▸ Task statement:
Review the lines that follow and copy each one that contains the word "Power".
☆ ☆ ☆
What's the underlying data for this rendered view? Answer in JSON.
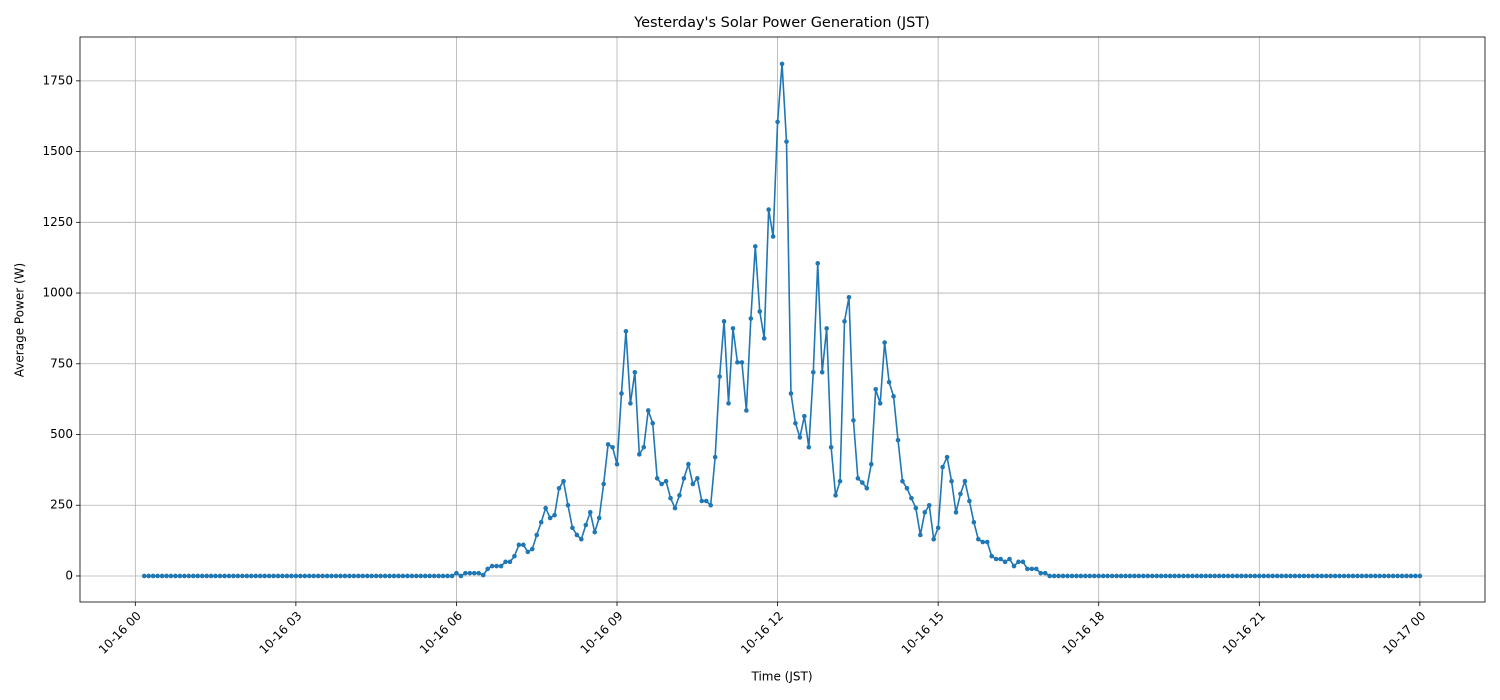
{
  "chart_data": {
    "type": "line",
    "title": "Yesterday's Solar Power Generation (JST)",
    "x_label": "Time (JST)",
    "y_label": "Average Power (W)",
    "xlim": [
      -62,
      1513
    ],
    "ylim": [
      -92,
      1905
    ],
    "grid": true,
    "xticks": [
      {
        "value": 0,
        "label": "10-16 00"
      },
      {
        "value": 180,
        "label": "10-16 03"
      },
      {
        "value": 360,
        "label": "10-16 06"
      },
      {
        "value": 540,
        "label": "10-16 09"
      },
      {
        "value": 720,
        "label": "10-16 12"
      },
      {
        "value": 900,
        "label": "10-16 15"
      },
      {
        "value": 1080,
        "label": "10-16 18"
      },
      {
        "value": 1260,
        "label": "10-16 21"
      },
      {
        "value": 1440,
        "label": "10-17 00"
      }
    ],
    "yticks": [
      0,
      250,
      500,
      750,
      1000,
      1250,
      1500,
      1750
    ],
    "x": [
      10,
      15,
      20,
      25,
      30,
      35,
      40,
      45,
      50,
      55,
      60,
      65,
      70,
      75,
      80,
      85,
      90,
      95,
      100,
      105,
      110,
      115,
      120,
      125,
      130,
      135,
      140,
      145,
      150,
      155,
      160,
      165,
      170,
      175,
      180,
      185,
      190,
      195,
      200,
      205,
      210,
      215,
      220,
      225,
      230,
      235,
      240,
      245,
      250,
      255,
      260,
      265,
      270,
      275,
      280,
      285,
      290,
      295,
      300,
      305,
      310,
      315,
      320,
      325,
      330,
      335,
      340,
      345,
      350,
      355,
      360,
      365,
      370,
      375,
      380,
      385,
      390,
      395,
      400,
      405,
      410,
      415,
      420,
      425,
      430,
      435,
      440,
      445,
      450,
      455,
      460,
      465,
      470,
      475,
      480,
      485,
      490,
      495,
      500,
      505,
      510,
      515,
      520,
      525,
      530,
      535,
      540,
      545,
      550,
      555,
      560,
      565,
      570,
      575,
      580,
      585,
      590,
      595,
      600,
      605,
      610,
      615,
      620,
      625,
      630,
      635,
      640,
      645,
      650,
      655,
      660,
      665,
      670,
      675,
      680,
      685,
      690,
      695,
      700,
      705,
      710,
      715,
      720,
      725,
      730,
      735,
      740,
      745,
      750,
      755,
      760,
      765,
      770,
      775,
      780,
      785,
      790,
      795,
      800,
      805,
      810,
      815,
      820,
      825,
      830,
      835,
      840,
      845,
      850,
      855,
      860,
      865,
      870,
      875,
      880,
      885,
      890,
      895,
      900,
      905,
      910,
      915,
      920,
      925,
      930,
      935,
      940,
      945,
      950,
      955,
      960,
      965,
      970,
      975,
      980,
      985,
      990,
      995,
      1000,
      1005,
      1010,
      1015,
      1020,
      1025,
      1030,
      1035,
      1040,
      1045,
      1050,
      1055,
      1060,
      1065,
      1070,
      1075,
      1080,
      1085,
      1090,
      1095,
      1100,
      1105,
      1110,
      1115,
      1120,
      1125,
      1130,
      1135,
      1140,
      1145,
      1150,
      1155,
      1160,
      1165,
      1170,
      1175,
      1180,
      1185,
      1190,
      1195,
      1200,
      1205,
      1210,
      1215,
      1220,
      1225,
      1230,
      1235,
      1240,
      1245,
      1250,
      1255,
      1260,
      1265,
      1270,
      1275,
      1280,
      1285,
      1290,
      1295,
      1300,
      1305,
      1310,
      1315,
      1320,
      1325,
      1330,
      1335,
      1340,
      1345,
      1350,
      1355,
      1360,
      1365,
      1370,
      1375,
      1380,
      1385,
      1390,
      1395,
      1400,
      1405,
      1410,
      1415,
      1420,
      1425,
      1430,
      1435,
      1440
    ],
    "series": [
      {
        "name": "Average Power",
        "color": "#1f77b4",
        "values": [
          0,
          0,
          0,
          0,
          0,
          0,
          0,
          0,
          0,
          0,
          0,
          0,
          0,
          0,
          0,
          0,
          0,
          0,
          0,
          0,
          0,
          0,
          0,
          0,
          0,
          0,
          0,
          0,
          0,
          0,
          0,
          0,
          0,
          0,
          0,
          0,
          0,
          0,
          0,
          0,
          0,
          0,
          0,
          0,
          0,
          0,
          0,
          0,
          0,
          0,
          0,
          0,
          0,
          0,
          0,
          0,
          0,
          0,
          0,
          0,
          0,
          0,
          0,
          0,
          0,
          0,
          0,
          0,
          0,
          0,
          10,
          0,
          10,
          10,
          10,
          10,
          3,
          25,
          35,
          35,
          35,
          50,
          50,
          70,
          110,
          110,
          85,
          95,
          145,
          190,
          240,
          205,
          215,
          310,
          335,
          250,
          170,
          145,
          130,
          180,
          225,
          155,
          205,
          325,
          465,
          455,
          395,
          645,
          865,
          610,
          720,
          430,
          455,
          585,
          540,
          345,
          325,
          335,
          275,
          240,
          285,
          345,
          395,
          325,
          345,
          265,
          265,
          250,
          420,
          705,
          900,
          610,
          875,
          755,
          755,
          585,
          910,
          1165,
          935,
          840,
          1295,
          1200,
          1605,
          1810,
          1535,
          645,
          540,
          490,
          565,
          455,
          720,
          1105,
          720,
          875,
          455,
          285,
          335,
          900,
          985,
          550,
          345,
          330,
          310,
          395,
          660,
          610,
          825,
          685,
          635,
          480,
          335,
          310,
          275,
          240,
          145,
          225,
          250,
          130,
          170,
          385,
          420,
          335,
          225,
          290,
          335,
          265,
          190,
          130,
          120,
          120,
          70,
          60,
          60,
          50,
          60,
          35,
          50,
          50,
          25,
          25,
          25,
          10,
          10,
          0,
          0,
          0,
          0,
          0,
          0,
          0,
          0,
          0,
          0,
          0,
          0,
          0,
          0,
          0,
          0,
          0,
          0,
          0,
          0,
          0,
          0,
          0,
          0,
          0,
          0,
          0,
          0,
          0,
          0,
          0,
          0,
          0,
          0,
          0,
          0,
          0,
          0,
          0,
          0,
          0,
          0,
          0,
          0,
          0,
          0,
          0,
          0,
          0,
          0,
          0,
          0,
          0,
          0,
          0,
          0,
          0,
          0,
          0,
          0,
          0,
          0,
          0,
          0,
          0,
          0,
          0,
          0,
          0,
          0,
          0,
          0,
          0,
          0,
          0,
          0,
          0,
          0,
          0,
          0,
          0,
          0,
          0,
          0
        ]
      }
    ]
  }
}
☆ ☆ ☆
▸ Response to this task:
    "title": "Yesterday's Solar Power Generation (JST)",
    "y_label": "Average Power (W)",
        "name": "Average Power",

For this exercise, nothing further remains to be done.